• **Exercise goal**: Please quote all of the records below word for word, leaving the pictures out of your answer.

-- Start Information shown --

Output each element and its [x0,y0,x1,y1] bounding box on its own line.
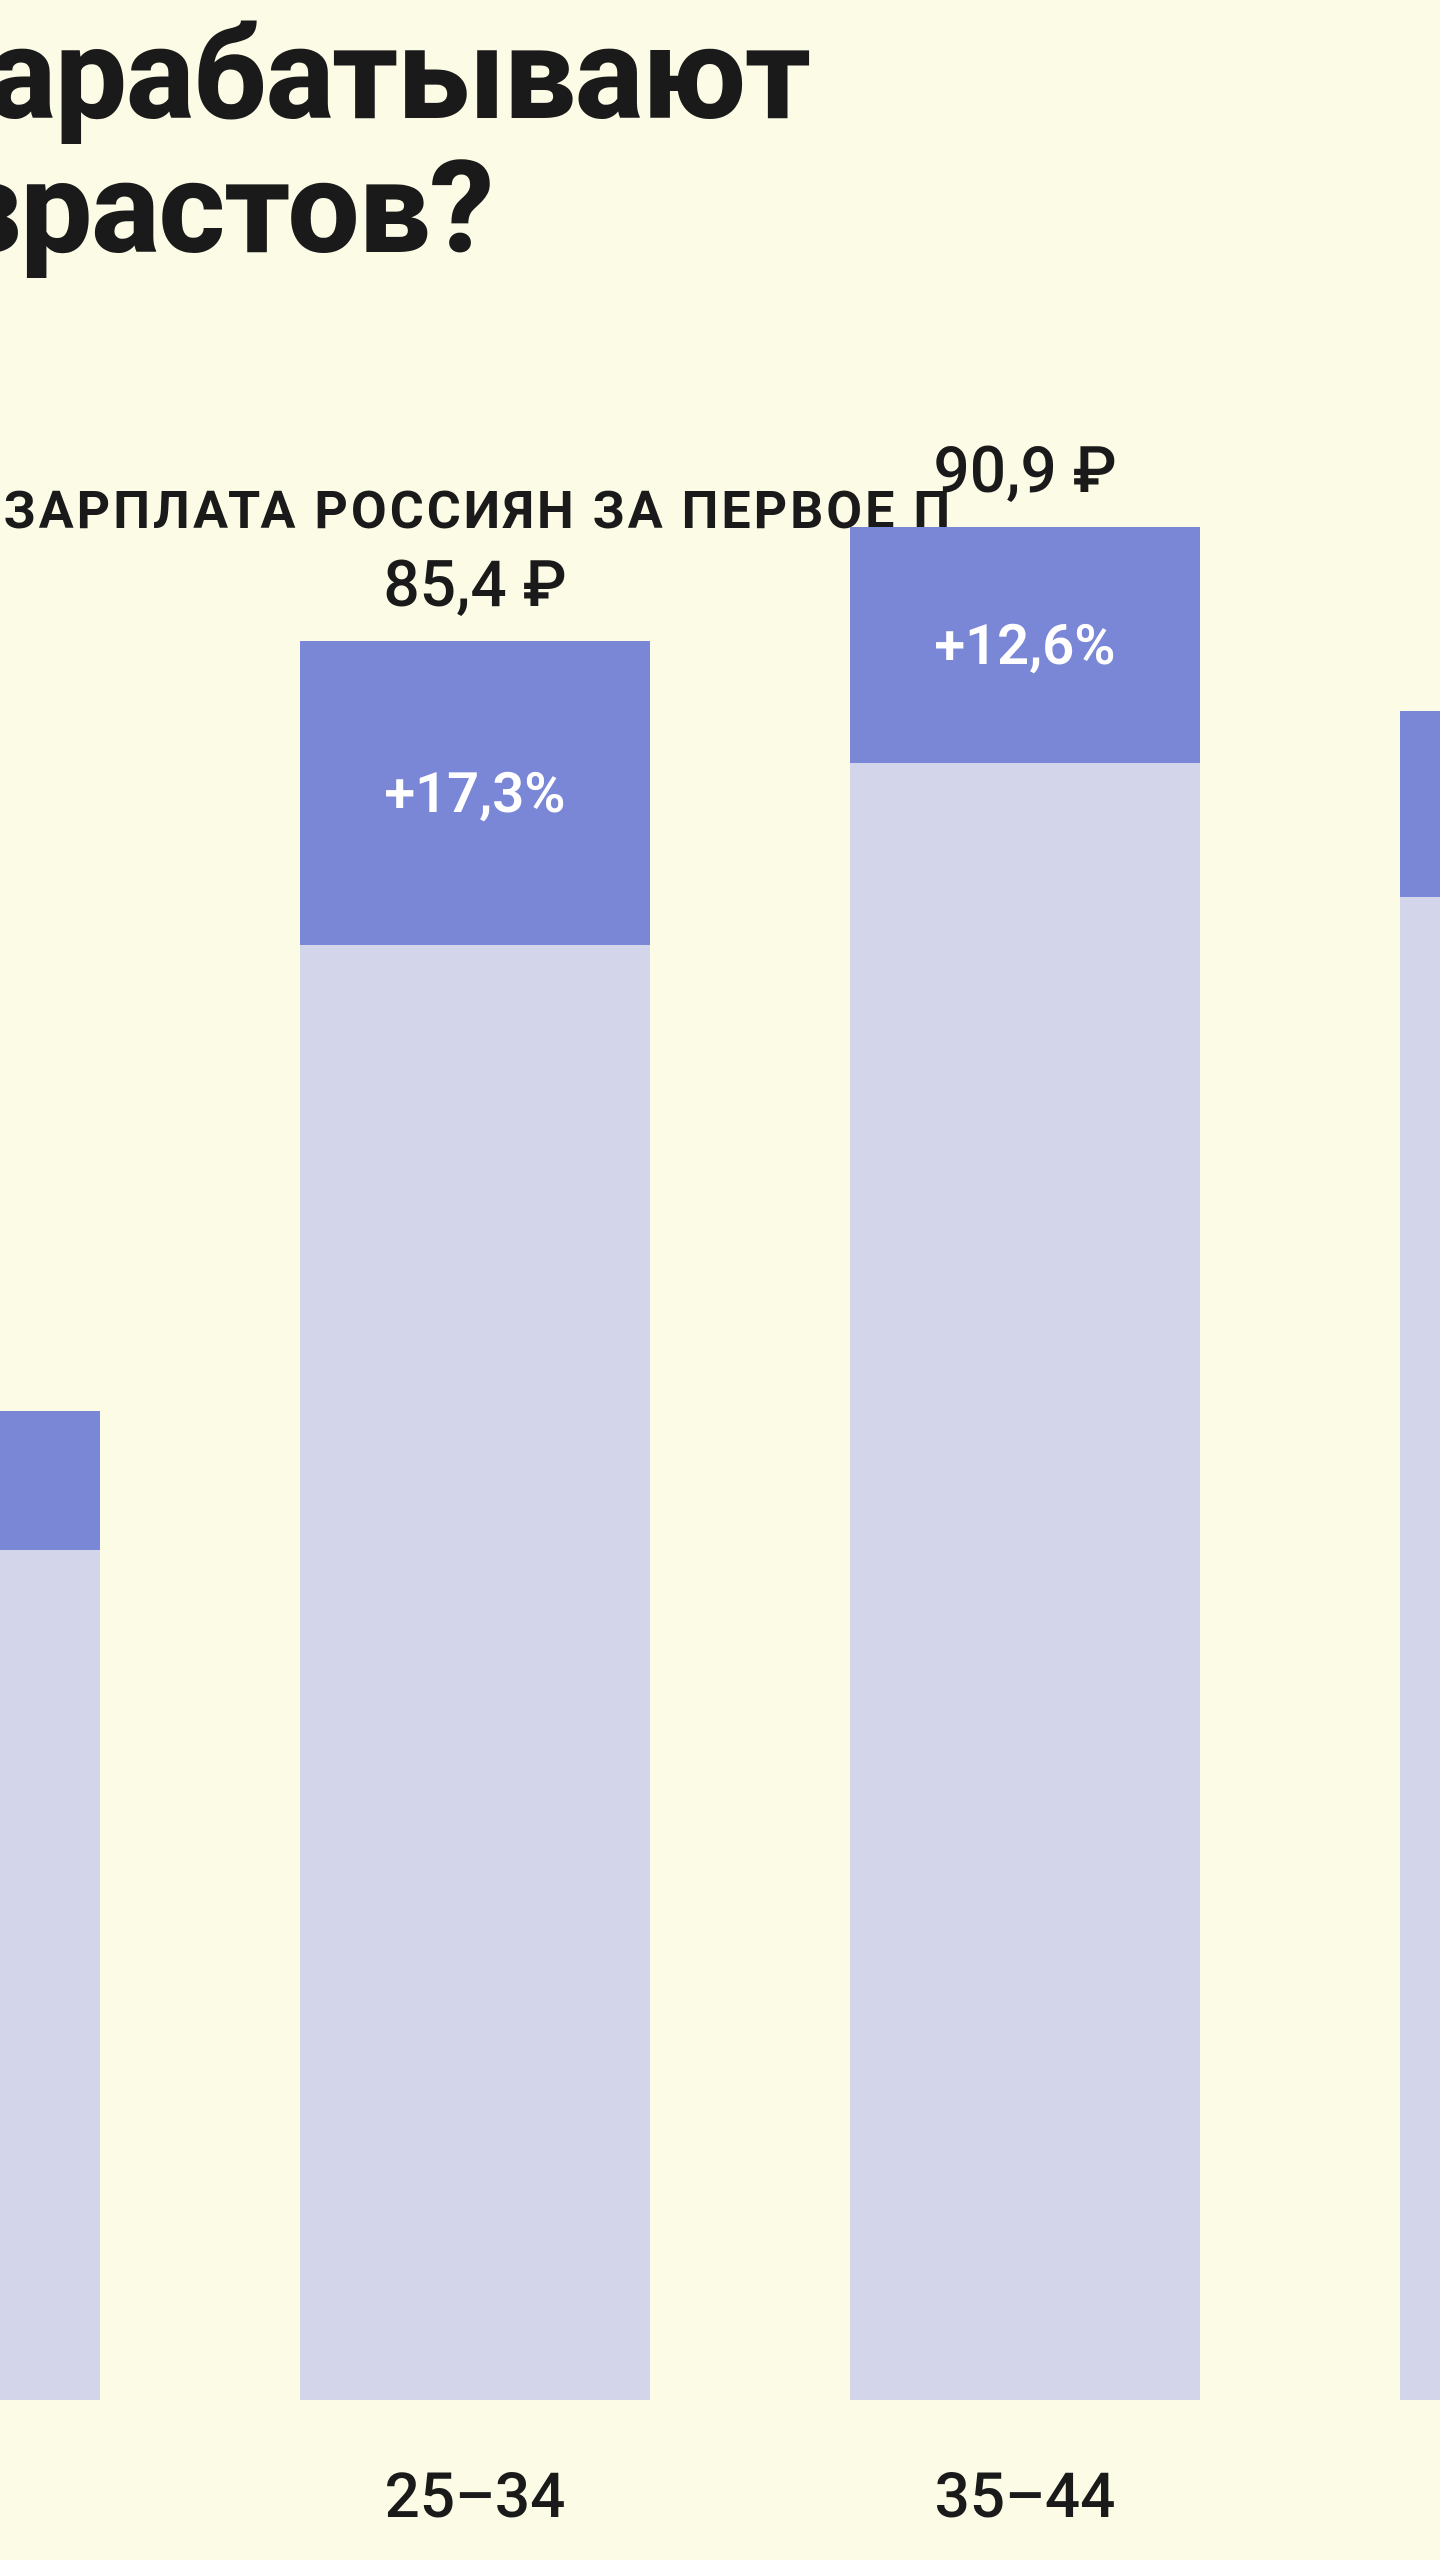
bar-value-label: 85,4 ₽ [300,547,650,622]
bar: +17,3%85,4 ₽ [300,641,650,2400]
page-title: олько зарабатывают ных возрастов? [0,8,810,277]
bar-growth: +17,3% [300,641,650,945]
bar-base [850,763,1200,2400]
x-axis-label: 4 [0,2460,100,2533]
bar-base [300,945,650,2400]
x-axis-label: 35–44 [850,2460,1200,2533]
bar-base [0,1550,100,2400]
x-axis-label: 25–34 [300,2460,650,2533]
title-line-2: ных возрастов? [0,134,493,284]
bar: +12,6%90,9 ₽ [850,527,1200,2400]
bar [1400,711,1440,2400]
chart-canvas: олько зарабатывают ных возрастов? ЯЯ ЗАР… [0,0,1440,2560]
growth-percent-label: +17,3% [384,760,565,826]
bar-base [1400,897,1440,2400]
page-subtitle: ЯЯ ЗАРПЛАТА РОССИЯН ЗА ПЕРВОЕ П [0,480,953,541]
bar-growth: +12,6% [850,527,1200,763]
bar: % [0,1411,100,2400]
bar-growth: % [0,1411,100,1549]
bar-value-label: 90,9 ₽ [850,433,1200,508]
title-line-1: олько зарабатывают [0,0,810,150]
bar-growth [1400,711,1440,897]
growth-percent-label: +12,6% [934,612,1115,678]
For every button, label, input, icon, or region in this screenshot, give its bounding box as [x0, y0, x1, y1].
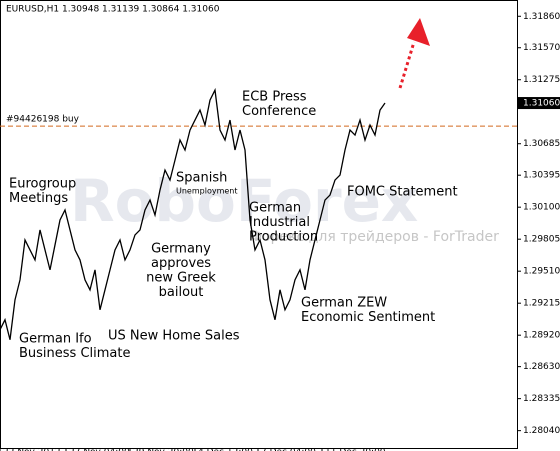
annotation: new Greek: [146, 271, 216, 286]
annotation: German: [249, 201, 301, 216]
annotation: Unemployment: [176, 187, 238, 196]
x-tick-label: 11 Dec 20:00: [325, 448, 386, 451]
plot-frame: [0, 0, 518, 449]
annotation: Spanish: [176, 171, 227, 186]
last-price-box: [517, 97, 560, 110]
y-tick-label: 1.30395: [523, 171, 560, 181]
y-tick-label: 1.31570: [523, 43, 560, 53]
last-price-label: 1.31060: [523, 99, 560, 109]
x-tick-label: 4 Dec 12:00: [198, 448, 253, 451]
chart-title: EURUSD,H1 1.30948 1.31139 1.30864 1.3106…: [6, 5, 220, 15]
x-tick-label: 27 Nov 04:00: [69, 448, 130, 451]
annotation: Production: [249, 230, 318, 245]
y-tick-label: 1.29510: [523, 267, 560, 277]
y-tick-label: 1.28630: [523, 362, 560, 372]
y-tick-label: 1.30685: [523, 139, 560, 149]
y-tick-label: 1.28920: [523, 331, 560, 341]
annotation: approves: [151, 256, 211, 271]
order-label: #94426198 buy: [6, 115, 80, 125]
annotation: ECB Press: [242, 90, 307, 105]
annotation: Eurogroup: [9, 177, 76, 192]
annotation: bailout: [159, 285, 204, 300]
y-tick-label: 1.31275: [523, 75, 560, 85]
arrow-head: [407, 18, 430, 46]
y-tick-label: 1.28040: [523, 426, 560, 436]
y-tick-label: 1.29215: [523, 299, 560, 309]
x-tick-label: 29 Nov 20:00: [133, 448, 194, 451]
annotation: US New Home Sales: [108, 329, 240, 344]
y-tick-label: 1.30100: [523, 203, 560, 213]
price-line: [0, 87, 386, 340]
annotation: Business Climate: [19, 346, 130, 361]
watermark: RoboForex: [70, 167, 418, 235]
y-tick-label: 1.31860: [523, 12, 560, 22]
annotation: German ZEW: [301, 296, 387, 311]
x-tick-label: 7 Dec 04:00: [261, 448, 316, 451]
arrow-shaft: [398, 41, 416, 89]
annotation: Meetings: [9, 191, 68, 206]
annotation: Economic Sentiment: [301, 310, 435, 325]
annotation: Industrial: [249, 215, 310, 230]
annotation: German Ifo: [19, 332, 92, 347]
watermark: Форекс для трейдеров - ForTrader: [250, 229, 499, 245]
annotation: Germany: [151, 242, 211, 257]
y-tick-label: 1.29805: [523, 235, 560, 245]
annotation: Conference: [242, 104, 316, 119]
y-tick-label: 1.28335: [523, 394, 560, 404]
x-tick-label: 22 Nov 2012: [3, 448, 61, 451]
annotation: FOMC Statement: [347, 185, 458, 200]
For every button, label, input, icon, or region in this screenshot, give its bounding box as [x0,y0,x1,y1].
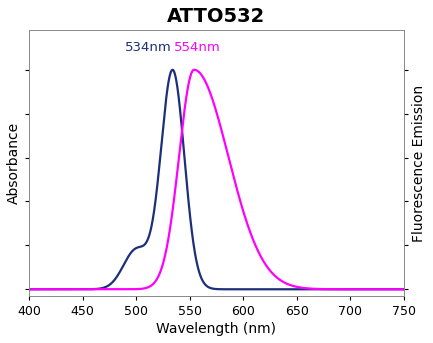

-- End Information shown --

• **Output for this task**:
Output each element and its [x0,y0,x1,y1] bounding box on its own line.
bar-value-label: 85,4 ₽ [300,547,650,622]
bar: +17,3%85,4 ₽ [300,641,650,2400]
page-title: олько зарабатывают ных возрастов? [0,8,810,277]
bar-growth: +17,3% [300,641,650,945]
bar-base [850,763,1200,2400]
x-axis-label: 4 [0,2460,100,2533]
bar-base [300,945,650,2400]
x-axis-label: 35–44 [850,2460,1200,2533]
bar-base [0,1550,100,2400]
x-axis-label: 25–34 [300,2460,650,2533]
title-line-2: ных возрастов? [0,134,493,284]
bar: +12,6%90,9 ₽ [850,527,1200,2400]
bar [1400,711,1440,2400]
chart-canvas: олько зарабатывают ных возрастов? ЯЯ ЗАР… [0,0,1440,2560]
growth-percent-label: +17,3% [384,760,565,826]
bar-base [1400,897,1440,2400]
page-subtitle: ЯЯ ЗАРПЛАТА РОССИЯН ЗА ПЕРВОЕ П [0,480,953,541]
bar-growth: +12,6% [850,527,1200,763]
bar: % [0,1411,100,2400]
bar-growth: % [0,1411,100,1549]
bar-value-label: 90,9 ₽ [850,433,1200,508]
title-line-1: олько зарабатывают [0,0,810,150]
bar-growth [1400,711,1440,897]
growth-percent-label: +12,6% [934,612,1115,678]
For every button, label, input, icon, or region in this screenshot, give its bounding box as [x0, y0, x1, y1].
annotation: new Greek: [146, 271, 216, 286]
annotation: German: [249, 201, 301, 216]
annotation: Unemployment: [176, 187, 238, 196]
x-tick-label: 11 Dec 20:00: [325, 448, 386, 451]
plot-frame: [0, 0, 518, 449]
annotation: Spanish: [176, 171, 227, 186]
last-price-box: [517, 97, 560, 110]
y-tick-label: 1.30395: [523, 171, 560, 181]
y-tick-label: 1.31570: [523, 43, 560, 53]
last-price-label: 1.31060: [523, 99, 560, 109]
x-tick-label: 4 Dec 12:00: [198, 448, 253, 451]
chart-title: EURUSD,H1 1.30948 1.31139 1.30864 1.3106…: [6, 5, 220, 15]
x-tick-label: 27 Nov 04:00: [69, 448, 130, 451]
annotation: Production: [249, 230, 318, 245]
y-tick-label: 1.29510: [523, 267, 560, 277]
y-tick-label: 1.28630: [523, 362, 560, 372]
y-tick-label: 1.30685: [523, 139, 560, 149]
y-tick-label: 1.28920: [523, 331, 560, 341]
annotation: approves: [151, 256, 211, 271]
order-label: #94426198 buy: [6, 115, 80, 125]
annotation: ECB Press: [242, 90, 307, 105]
annotation: Eurogroup: [9, 177, 76, 192]
annotation: bailout: [159, 285, 204, 300]
y-tick-label: 1.31275: [523, 75, 560, 85]
arrow-head: [407, 18, 430, 46]
y-tick-label: 1.28040: [523, 426, 560, 436]
y-tick-label: 1.29215: [523, 299, 560, 309]
x-tick-label: 29 Nov 20:00: [133, 448, 194, 451]
annotation: US New Home Sales: [108, 329, 240, 344]
y-tick-label: 1.30100: [523, 203, 560, 213]
price-line: [0, 87, 386, 340]
annotation: Business Climate: [19, 346, 130, 361]
watermark: RoboForex: [70, 167, 418, 235]
y-tick-label: 1.31860: [523, 12, 560, 22]
annotation: German ZEW: [301, 296, 387, 311]
x-tick-label: 7 Dec 04:00: [261, 448, 316, 451]
arrow-shaft: [398, 41, 416, 89]
annotation: Meetings: [9, 191, 68, 206]
annotation: Economic Sentiment: [301, 310, 435, 325]
annotation: Industrial: [249, 215, 310, 230]
annotation: German Ifo: [19, 332, 92, 347]
watermark: Форекс для трейдеров - ForTrader: [250, 229, 499, 245]
annotation: Germany: [151, 242, 211, 257]
y-tick-label: 1.29805: [523, 235, 560, 245]
annotation: Conference: [242, 104, 316, 119]
y-tick-label: 1.28335: [523, 394, 560, 404]
x-tick-label: 22 Nov 2012: [3, 448, 61, 451]
annotation: FOMC Statement: [347, 185, 458, 200]
For every button, label, input, icon, or region in this screenshot, give its bounding box as [x0,y0,x1,y1].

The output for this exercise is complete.